◆ TASK TO COMPLETE ◆
Among the lines below, count those containing the word "båden". Give the number only.

◆ MATERIAL FOR THIS EXERCISE ◆
^^^^^^^^
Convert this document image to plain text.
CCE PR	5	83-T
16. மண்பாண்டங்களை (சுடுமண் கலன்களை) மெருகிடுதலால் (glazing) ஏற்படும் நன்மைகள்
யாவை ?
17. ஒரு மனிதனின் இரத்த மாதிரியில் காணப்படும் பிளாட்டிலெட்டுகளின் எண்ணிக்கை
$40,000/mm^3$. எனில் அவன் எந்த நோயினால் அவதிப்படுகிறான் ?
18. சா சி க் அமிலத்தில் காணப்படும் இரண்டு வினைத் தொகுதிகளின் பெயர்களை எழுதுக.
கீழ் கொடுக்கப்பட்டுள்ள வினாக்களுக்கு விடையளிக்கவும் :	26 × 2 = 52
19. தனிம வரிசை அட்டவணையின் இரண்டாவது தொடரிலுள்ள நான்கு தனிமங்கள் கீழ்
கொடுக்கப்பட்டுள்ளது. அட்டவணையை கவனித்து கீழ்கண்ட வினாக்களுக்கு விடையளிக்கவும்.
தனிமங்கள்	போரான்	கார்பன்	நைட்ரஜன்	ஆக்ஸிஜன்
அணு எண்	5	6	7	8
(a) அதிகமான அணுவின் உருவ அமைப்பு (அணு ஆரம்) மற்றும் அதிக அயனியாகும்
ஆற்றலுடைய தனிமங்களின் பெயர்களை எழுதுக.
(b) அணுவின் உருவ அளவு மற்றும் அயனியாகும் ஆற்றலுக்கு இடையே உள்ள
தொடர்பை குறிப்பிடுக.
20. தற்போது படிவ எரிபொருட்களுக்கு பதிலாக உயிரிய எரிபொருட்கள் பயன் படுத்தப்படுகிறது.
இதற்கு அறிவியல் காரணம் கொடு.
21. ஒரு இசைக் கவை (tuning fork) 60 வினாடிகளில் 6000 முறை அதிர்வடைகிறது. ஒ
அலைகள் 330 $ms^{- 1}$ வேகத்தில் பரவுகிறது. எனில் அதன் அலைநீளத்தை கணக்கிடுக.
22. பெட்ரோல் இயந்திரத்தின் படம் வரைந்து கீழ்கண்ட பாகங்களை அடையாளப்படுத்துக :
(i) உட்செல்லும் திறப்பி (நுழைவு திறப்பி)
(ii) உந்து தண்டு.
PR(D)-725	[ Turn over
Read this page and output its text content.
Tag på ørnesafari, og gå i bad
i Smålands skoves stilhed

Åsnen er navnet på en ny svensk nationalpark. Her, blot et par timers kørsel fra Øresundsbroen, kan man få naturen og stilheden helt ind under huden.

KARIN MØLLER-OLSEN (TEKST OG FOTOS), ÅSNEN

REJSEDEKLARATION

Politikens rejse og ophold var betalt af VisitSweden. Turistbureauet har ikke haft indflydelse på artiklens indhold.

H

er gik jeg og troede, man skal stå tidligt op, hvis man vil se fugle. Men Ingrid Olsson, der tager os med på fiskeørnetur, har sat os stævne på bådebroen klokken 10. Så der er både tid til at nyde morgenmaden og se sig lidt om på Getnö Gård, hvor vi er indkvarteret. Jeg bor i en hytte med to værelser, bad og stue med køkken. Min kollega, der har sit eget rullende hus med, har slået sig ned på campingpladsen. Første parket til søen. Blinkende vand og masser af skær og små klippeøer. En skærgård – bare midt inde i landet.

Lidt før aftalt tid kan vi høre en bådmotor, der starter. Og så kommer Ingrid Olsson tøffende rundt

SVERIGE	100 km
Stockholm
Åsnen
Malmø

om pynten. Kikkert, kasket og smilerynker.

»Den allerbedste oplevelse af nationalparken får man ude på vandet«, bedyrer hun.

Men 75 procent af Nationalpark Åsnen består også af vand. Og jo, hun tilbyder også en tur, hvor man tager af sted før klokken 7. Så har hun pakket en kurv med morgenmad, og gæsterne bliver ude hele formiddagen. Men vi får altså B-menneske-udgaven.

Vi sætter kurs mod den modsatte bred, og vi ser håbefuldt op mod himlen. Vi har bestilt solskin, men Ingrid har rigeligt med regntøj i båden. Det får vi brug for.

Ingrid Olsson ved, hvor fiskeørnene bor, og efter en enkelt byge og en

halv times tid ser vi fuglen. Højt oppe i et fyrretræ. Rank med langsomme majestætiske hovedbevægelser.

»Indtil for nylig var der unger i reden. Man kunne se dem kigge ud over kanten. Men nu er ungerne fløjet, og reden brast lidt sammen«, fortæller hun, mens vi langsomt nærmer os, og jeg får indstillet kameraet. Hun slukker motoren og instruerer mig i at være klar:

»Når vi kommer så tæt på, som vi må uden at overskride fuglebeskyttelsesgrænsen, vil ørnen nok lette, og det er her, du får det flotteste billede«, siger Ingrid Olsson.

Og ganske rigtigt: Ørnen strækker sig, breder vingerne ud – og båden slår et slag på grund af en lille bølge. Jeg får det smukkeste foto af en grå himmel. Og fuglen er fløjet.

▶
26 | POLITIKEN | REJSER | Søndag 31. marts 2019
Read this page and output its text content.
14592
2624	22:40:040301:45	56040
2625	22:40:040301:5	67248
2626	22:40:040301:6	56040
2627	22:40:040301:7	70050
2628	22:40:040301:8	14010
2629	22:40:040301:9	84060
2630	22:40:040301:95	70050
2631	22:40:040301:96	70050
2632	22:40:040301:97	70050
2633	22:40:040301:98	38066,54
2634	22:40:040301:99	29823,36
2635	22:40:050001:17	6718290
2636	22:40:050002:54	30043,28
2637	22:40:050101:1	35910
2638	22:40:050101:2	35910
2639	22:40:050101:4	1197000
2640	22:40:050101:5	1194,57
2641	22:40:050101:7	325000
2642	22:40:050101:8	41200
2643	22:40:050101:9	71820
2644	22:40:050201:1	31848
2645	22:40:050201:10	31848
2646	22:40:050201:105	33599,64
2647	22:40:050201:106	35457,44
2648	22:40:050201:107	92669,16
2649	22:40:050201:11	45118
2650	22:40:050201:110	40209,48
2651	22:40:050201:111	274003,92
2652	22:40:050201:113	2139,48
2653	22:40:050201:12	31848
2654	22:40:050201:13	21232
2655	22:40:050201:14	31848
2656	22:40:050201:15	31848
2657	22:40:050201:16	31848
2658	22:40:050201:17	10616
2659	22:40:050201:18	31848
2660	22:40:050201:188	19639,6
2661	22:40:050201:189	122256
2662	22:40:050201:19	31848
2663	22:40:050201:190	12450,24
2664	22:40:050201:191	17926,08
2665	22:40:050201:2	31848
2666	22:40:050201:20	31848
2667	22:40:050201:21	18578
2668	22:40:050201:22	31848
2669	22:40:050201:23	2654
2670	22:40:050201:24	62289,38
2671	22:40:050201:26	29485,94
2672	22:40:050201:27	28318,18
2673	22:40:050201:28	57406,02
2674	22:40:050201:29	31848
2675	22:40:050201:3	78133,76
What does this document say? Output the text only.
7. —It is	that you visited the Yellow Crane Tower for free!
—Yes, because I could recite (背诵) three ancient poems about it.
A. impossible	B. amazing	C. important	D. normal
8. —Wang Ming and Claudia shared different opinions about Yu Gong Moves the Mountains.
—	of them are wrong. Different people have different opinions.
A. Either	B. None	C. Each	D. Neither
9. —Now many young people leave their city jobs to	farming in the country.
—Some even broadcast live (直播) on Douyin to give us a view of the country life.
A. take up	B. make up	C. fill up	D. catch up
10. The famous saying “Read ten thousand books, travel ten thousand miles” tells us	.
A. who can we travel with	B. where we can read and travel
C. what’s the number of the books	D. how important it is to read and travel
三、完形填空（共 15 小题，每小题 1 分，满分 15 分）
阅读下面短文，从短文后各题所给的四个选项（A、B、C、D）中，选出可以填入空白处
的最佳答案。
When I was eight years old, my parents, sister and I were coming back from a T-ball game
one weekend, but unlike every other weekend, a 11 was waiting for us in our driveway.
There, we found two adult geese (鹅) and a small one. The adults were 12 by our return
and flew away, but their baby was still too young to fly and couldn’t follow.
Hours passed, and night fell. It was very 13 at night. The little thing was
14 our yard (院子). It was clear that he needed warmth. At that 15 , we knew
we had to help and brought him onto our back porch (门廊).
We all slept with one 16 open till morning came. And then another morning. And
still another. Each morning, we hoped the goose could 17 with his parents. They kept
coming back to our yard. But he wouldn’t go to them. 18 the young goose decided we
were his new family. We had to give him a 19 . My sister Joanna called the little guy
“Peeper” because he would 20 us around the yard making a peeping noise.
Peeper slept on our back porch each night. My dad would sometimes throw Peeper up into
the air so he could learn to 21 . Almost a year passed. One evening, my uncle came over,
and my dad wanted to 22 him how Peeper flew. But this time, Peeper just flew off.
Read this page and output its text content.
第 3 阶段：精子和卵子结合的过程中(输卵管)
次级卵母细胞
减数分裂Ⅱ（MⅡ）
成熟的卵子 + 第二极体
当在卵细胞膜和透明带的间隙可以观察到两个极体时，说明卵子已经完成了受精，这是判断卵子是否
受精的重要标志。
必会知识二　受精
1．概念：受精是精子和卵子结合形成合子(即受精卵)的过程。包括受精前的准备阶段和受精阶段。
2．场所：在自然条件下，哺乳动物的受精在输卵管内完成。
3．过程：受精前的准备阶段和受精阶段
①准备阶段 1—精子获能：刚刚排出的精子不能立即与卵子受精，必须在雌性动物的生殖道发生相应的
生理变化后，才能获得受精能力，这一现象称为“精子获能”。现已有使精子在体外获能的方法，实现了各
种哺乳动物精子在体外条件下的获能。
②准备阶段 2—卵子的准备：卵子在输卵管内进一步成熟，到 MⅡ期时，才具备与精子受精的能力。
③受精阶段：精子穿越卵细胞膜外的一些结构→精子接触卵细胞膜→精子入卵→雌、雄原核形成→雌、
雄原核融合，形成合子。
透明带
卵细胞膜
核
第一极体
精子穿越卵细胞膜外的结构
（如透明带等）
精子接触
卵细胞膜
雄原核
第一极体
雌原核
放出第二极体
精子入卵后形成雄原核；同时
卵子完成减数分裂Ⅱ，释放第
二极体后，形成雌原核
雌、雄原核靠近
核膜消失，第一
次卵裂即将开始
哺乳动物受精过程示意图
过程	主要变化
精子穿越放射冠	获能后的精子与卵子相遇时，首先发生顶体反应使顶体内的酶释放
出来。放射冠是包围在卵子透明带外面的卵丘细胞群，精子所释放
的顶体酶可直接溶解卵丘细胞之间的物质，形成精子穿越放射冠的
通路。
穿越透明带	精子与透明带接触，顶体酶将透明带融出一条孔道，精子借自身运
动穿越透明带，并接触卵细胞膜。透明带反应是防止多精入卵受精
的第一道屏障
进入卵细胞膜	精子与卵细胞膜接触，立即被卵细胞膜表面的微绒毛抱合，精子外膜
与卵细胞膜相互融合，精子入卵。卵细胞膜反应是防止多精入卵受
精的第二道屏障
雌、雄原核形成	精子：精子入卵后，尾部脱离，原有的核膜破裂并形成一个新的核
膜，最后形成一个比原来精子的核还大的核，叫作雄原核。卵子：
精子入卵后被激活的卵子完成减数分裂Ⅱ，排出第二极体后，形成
^^^^^^^^
◆ FULL RESPONSE ◆
2